── Recorded data ──

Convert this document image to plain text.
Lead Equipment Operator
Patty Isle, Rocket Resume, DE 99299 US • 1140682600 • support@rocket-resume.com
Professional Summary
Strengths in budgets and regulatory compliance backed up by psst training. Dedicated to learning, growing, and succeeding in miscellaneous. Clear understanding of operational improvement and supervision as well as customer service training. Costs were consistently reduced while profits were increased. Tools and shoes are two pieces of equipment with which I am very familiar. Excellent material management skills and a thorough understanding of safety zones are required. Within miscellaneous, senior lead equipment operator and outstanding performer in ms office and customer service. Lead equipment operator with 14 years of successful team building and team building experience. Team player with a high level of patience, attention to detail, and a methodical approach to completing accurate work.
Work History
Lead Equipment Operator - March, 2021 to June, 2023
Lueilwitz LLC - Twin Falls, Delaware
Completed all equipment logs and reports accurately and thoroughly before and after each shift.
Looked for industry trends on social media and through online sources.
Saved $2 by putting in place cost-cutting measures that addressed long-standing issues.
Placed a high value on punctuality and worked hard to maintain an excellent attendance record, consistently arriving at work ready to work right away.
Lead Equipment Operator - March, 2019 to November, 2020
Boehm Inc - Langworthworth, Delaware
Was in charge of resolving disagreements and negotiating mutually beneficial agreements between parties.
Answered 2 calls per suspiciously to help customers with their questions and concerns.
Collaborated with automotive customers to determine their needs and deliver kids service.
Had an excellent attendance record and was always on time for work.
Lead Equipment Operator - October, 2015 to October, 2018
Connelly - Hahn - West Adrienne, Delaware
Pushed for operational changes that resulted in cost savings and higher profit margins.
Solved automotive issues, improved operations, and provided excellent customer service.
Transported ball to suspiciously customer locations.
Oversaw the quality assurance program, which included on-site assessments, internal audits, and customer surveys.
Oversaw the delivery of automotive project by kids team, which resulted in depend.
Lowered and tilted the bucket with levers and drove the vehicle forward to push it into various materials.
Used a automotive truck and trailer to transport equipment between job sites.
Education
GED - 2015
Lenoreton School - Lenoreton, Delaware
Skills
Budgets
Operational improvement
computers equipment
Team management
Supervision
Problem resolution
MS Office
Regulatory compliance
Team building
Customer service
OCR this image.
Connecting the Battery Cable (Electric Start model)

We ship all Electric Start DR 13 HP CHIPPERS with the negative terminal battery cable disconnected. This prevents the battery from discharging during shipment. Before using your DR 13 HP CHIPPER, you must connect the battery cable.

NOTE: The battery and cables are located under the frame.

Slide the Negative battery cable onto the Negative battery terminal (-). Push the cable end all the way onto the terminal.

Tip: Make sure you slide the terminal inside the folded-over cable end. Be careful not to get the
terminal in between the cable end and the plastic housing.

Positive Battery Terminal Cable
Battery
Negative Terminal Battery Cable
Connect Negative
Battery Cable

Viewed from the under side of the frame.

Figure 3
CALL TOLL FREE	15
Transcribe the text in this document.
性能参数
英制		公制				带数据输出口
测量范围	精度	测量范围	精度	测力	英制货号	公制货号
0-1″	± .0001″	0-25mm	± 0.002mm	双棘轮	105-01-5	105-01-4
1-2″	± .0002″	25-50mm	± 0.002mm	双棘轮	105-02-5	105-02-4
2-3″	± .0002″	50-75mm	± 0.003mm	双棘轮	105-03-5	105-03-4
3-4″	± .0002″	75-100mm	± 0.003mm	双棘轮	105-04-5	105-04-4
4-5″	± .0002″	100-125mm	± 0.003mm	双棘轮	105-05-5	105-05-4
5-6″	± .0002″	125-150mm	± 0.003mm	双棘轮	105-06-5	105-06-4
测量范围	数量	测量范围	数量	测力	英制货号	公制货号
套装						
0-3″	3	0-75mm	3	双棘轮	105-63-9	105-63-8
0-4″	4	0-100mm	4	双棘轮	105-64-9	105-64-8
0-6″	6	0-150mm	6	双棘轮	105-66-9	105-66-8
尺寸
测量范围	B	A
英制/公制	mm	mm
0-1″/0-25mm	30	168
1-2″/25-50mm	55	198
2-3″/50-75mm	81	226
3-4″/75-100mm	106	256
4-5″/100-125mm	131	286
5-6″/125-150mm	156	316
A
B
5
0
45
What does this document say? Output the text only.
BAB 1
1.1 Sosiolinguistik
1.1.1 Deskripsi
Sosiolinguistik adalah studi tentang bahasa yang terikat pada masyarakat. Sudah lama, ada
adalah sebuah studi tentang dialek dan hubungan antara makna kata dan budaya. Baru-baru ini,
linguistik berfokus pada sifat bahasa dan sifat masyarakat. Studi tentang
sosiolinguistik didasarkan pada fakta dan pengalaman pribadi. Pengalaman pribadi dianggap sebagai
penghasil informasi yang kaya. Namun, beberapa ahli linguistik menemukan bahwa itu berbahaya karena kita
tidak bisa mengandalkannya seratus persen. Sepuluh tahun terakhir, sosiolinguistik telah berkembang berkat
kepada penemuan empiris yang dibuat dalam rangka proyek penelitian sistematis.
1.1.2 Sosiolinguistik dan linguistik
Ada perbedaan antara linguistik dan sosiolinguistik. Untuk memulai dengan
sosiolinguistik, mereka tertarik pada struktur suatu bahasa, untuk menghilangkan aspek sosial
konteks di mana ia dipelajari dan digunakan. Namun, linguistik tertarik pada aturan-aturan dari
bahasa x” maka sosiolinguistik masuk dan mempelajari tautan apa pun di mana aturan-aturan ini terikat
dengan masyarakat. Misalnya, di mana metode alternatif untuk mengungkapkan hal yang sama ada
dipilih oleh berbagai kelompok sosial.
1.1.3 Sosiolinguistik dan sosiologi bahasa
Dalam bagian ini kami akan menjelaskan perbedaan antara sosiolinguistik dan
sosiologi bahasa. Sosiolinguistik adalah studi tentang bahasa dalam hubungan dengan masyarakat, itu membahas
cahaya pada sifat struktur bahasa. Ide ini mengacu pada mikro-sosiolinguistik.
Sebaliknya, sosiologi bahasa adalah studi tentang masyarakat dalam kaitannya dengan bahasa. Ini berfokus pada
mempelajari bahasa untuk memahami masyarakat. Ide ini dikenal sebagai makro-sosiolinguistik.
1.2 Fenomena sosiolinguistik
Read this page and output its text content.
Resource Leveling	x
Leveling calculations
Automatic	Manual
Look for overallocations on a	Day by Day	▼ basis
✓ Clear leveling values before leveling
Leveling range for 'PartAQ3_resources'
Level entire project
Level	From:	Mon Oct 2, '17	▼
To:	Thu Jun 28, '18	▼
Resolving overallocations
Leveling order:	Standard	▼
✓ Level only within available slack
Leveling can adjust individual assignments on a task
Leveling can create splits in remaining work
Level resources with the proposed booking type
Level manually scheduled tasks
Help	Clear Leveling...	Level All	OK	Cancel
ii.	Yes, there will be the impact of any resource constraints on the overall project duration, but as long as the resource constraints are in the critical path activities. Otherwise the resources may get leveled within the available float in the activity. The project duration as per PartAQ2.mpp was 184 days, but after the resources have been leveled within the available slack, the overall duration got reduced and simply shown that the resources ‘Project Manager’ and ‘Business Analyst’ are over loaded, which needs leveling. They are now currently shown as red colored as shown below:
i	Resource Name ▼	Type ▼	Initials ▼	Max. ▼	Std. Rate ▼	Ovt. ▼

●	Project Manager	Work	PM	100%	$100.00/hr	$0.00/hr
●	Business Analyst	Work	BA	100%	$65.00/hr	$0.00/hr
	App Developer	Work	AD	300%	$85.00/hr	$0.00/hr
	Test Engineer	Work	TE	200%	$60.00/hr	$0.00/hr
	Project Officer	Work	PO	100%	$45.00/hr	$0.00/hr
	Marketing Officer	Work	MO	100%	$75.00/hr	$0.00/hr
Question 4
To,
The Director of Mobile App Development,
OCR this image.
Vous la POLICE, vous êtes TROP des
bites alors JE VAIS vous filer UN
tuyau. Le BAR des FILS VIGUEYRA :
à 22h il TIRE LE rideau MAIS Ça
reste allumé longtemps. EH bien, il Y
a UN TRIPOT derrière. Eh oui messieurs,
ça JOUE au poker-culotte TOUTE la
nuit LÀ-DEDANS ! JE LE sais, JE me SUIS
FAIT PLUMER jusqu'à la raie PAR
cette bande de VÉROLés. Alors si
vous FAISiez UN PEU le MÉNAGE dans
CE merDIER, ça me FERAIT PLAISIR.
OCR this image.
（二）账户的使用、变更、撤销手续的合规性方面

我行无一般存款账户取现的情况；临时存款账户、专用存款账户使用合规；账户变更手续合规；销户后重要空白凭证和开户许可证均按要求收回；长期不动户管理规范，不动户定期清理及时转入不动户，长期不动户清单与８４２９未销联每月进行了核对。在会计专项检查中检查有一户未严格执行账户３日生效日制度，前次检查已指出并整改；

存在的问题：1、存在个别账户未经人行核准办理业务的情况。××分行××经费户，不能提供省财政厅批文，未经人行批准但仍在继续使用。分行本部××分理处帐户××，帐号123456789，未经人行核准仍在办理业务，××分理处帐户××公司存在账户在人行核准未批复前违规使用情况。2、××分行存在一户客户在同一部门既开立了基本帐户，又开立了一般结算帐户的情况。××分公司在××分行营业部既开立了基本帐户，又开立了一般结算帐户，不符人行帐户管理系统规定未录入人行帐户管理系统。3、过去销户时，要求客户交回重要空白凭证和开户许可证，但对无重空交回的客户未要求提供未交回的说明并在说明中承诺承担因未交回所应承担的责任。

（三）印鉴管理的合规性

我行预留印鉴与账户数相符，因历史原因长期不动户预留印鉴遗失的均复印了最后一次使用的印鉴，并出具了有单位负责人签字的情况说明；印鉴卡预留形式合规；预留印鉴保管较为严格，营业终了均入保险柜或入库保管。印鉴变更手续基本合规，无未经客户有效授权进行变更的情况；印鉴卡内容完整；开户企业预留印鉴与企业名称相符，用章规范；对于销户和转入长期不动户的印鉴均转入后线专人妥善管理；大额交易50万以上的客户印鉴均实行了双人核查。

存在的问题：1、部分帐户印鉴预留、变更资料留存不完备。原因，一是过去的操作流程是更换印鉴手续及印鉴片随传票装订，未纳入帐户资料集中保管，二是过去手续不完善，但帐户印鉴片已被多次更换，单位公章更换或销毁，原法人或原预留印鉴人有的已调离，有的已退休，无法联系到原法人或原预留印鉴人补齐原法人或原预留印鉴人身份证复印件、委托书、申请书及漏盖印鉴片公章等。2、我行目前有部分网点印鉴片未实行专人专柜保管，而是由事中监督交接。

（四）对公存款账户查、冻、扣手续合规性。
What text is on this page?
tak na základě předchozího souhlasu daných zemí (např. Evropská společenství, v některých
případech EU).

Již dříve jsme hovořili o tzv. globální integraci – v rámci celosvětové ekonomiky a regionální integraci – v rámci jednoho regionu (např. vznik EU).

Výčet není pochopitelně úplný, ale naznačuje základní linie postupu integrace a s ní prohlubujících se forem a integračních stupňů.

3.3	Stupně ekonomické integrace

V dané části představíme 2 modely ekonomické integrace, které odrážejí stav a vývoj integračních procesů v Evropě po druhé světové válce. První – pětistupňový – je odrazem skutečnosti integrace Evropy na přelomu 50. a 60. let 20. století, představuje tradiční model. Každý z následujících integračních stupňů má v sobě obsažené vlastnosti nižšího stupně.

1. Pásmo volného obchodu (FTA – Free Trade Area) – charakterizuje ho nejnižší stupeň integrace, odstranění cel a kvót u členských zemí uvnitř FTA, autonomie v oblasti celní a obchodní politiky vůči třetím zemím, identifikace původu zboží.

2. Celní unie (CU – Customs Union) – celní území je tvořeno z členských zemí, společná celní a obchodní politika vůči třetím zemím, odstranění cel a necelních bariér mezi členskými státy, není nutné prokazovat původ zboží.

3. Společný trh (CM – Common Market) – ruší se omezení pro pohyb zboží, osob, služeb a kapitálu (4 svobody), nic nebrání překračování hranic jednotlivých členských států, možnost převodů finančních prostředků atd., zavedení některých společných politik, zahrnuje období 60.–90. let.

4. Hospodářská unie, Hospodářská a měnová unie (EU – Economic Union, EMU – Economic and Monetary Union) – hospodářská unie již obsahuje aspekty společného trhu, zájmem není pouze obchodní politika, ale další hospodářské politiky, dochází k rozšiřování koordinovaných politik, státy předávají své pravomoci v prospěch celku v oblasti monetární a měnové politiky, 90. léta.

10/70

───

Given exercise: Of the lines in this listing, report how many contain the string "zemím", and give the number only.

Answer to the exercise: 2